Your task: Reproduce the data line for line, starting with its first line and going on through the line that contains "y-tick-label: 50 — [24, 355, 38, 369]", with that line included.

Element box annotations
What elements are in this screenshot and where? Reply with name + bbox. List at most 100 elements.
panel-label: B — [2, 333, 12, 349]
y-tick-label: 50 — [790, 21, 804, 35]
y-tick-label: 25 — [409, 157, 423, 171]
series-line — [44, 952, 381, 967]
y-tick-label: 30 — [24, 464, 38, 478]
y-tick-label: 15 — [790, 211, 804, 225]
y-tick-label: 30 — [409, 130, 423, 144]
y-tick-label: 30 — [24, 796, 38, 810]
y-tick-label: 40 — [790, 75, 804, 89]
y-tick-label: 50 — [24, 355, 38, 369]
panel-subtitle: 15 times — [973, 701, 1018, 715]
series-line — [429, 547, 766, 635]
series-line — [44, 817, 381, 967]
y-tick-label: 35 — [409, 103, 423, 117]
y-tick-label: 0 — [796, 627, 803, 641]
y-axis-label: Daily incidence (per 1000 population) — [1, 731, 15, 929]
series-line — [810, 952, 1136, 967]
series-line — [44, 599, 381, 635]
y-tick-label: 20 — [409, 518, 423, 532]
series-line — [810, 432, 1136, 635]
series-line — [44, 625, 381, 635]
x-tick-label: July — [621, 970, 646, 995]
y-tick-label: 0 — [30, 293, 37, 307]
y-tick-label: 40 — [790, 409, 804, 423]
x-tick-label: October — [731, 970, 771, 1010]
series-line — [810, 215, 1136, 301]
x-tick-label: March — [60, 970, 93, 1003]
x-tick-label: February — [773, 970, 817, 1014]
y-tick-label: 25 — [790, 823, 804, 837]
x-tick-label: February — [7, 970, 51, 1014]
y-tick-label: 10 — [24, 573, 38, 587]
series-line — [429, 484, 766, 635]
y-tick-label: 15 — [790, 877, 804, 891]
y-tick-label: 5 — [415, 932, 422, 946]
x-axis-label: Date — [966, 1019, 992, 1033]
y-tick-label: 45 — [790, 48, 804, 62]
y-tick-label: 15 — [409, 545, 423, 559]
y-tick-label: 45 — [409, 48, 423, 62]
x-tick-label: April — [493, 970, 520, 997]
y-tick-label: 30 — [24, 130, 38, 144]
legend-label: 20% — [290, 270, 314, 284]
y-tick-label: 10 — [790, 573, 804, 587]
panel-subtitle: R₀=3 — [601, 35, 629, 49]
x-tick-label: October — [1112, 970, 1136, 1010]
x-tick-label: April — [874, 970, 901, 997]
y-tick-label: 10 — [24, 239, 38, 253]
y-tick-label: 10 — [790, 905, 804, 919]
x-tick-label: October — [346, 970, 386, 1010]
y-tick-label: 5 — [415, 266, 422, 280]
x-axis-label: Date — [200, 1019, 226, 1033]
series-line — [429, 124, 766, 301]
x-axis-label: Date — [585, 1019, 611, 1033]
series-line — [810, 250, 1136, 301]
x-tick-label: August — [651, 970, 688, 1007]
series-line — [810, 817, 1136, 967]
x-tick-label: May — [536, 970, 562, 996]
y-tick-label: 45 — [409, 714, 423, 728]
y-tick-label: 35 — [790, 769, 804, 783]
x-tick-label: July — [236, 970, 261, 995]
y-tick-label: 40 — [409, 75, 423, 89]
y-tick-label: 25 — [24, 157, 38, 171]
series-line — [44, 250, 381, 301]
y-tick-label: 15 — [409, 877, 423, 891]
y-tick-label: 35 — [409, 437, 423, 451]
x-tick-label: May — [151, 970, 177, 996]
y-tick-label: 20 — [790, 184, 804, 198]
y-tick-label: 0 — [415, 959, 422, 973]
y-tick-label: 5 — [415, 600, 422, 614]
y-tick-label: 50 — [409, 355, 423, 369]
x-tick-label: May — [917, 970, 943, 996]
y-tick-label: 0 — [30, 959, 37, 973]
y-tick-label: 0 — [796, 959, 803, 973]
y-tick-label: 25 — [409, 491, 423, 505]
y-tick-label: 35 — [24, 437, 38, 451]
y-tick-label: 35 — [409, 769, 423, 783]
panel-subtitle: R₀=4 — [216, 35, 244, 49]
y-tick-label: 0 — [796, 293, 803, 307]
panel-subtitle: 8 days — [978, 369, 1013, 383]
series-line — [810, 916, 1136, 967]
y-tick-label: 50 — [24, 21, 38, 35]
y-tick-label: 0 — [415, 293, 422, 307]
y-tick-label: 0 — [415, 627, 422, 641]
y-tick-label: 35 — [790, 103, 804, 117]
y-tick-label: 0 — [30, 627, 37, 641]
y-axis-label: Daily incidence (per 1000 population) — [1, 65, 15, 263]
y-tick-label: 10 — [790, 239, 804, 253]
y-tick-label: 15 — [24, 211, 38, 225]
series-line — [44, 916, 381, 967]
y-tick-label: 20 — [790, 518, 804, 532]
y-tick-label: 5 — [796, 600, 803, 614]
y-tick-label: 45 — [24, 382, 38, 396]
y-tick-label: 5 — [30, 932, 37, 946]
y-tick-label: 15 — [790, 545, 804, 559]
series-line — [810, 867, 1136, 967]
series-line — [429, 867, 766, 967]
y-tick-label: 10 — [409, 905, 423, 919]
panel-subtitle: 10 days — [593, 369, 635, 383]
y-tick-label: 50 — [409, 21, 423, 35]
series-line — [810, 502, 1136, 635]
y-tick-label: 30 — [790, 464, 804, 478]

Reply:
What elements are in this screenshot and where? Reply with name + bbox. List at most 100 elements.
panel-label: B — [2, 333, 12, 349]
y-tick-label: 50 — [790, 21, 804, 35]
y-tick-label: 25 — [409, 157, 423, 171]
series-line — [44, 952, 381, 967]
y-tick-label: 30 — [24, 464, 38, 478]
y-tick-label: 15 — [790, 211, 804, 225]
y-tick-label: 30 — [409, 130, 423, 144]
y-tick-label: 30 — [24, 796, 38, 810]
y-tick-label: 40 — [790, 75, 804, 89]
y-tick-label: 50 — [24, 355, 38, 369]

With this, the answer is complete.